» **Aim of the task**
Each line of the material below that holds the word "receive" needs to be copied.

(Collected data)

========================================================================

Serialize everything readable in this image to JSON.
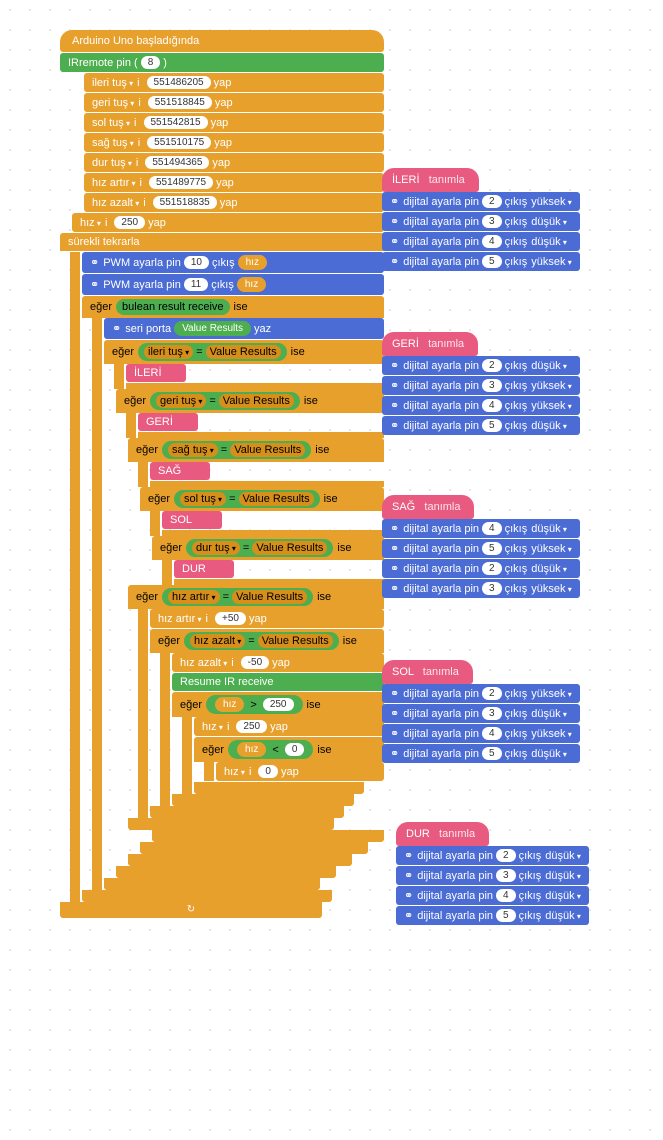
{
  "event": {
    "label": "Arduino Uno başladığında"
  },
  "irremote": {
    "label": "IRremote pin (",
    "pin": "8",
    "close": ")"
  },
  "setvars": [
    {
      "name": "ileri tuş",
      "i": "i",
      "val": "551486205",
      "yap": "yap"
    },
    {
      "name": "geri tuş",
      "i": "i",
      "val": "551518845",
      "yap": "yap"
    },
    {
      "name": "sol tuş",
      "i": "i",
      "val": "551542815",
      "yap": "yap"
    },
    {
      "name": "sağ tuş",
      "i": "i",
      "val": "551510175",
      "yap": "yap"
    },
    {
      "name": "dur tuş",
      "i": "i",
      "val": "551494365",
      "yap": "yap"
    },
    {
      "name": "hız artır",
      "i": "i",
      "val": "551489775",
      "yap": "yap"
    },
    {
      "name": "hız azalt",
      "i": "i",
      "val": "551518835",
      "yap": "yap"
    },
    {
      "name": "hız",
      "i": "i",
      "val": "250",
      "yap": "yap"
    }
  ],
  "forever": "sürekli tekrarla",
  "pwm": [
    {
      "label": "PWM ayarla pin",
      "pin": "10",
      "out": "çıkış",
      "var": "hız"
    },
    {
      "label": "PWM ayarla pin",
      "pin": "11",
      "out": "çıkış",
      "var": "hız"
    }
  ],
  "if_label": "eğer",
  "ise_label": "ise",
  "bulean": "bulean result receive",
  "serial": {
    "label": "seri porta",
    "var": "Value Results",
    "yaz": "yaz"
  },
  "checks": [
    {
      "var": "ileri tuş",
      "eq": "=",
      "vr": "Value Results",
      "call": "İLERİ"
    },
    {
      "var": "geri tuş",
      "eq": "=",
      "vr": "Value Results",
      "call": "GERİ"
    },
    {
      "var": "sağ tuş",
      "eq": "=",
      "vr": "Value Results",
      "call": "SAĞ"
    },
    {
      "var": "sol tuş",
      "eq": "=",
      "vr": "Value Results",
      "call": "SOL"
    },
    {
      "var": "dur tuş",
      "eq": "=",
      "vr": "Value Results",
      "call": "DUR"
    }
  ],
  "hizartir": {
    "var": "hız artır",
    "eq": "=",
    "vr": "Value Results",
    "set": "hız artır",
    "i": "i",
    "val": "+50",
    "yap": "yap"
  },
  "hizazalt": {
    "var": "hız azalt",
    "eq": "=",
    "vr": "Value Results",
    "set": "hız azalt",
    "i": "i",
    "val": "-50",
    "yap": "yap"
  },
  "resume": "Resume IR receive",
  "limit_hi": {
    "var": "hız",
    "op": ">",
    "val": "250",
    "set": "hız",
    "i": "i",
    "sval": "250",
    "yap": "yap"
  },
  "limit_lo": {
    "var": "hız",
    "op": "<",
    "val": "0",
    "set": "hız",
    "i": "i",
    "sval": "0",
    "yap": "yap"
  },
  "defs": {
    "tanimla": "tanımla",
    "ILERI": {
      "name": "İLERİ",
      "pins": [
        {
          "lbl": "dijital ayarla pin",
          "pin": "2",
          "out": "çıkış",
          "lvl": "yüksek"
        },
        {
          "lbl": "dijital ayarla pin",
          "pin": "3",
          "out": "çıkış",
          "lvl": "düşük"
        },
        {
          "lbl": "dijital ayarla pin",
          "pin": "4",
          "out": "çıkış",
          "lvl": "düşük"
        },
        {
          "lbl": "dijital ayarla pin",
          "pin": "5",
          "out": "çıkış",
          "lvl": "yüksek"
        }
      ]
    },
    "GERI": {
      "name": "GERİ",
      "pins": [
        {
          "lbl": "dijital ayarla pin",
          "pin": "2",
          "out": "çıkış",
          "lvl": "düşük"
        },
        {
          "lbl": "dijital ayarla pin",
          "pin": "3",
          "out": "çıkış",
          "lvl": "yüksek"
        },
        {
          "lbl": "dijital ayarla pin",
          "pin": "4",
          "out": "çıkış",
          "lvl": "yüksek"
        },
        {
          "lbl": "dijital ayarla pin",
          "pin": "5",
          "out": "çıkış",
          "lvl": "düşük"
        }
      ]
    },
    "SAG": {
      "name": "SAĞ",
      "pins": [
        {
          "lbl": "dijital ayarla pin",
          "pin": "4",
          "out": "çıkış",
          "lvl": "düşük"
        },
        {
          "lbl": "dijital ayarla pin",
          "pin": "5",
          "out": "çıkış",
          "lvl": "yüksek"
        },
        {
          "lbl": "dijital ayarla pin",
          "pin": "2",
          "out": "çıkış",
          "lvl": "düşük"
        },
        {
          "lbl": "dijital ayarla pin",
          "pin": "3",
          "out": "çıkış",
          "lvl": "yüksek"
        }
      ]
    },
    "SOL": {
      "name": "SOL",
      "pins": [
        {
          "lbl": "dijital ayarla pin",
          "pin": "2",
          "out": "çıkış",
          "lvl": "yüksek"
        },
        {
          "lbl": "dijital ayarla pin",
          "pin": "3",
          "out": "çıkış",
          "lvl": "düşük"
        },
        {
          "lbl": "dijital ayarla pin",
          "pin": "4",
          "out": "çıkış",
          "lvl": "yüksek"
        },
        {
          "lbl": "dijital ayarla pin",
          "pin": "5",
          "out": "çıkış",
          "lvl": "düşük"
        }
      ]
    },
    "DUR": {
      "name": "DUR",
      "pins": [
        {
          "lbl": "dijital ayarla pin",
          "pin": "2",
          "out": "çıkış",
          "lvl": "düşük"
        },
        {
          "lbl": "dijital ayarla pin",
          "pin": "3",
          "out": "çıkış",
          "lvl": "düşük"
        },
        {
          "lbl": "dijital ayarla pin",
          "pin": "4",
          "out": "çıkış",
          "lvl": "düşük"
        },
        {
          "lbl": "dijital ayarla pin",
          "pin": "5",
          "out": "çıkış",
          "lvl": "düşük"
        }
      ]
    }
  },
  "glyph": "⚭"
}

========================================================================

» **Exercise solution**
  "bulean": "bulean result receive",
  "resume": "Resume IR receive",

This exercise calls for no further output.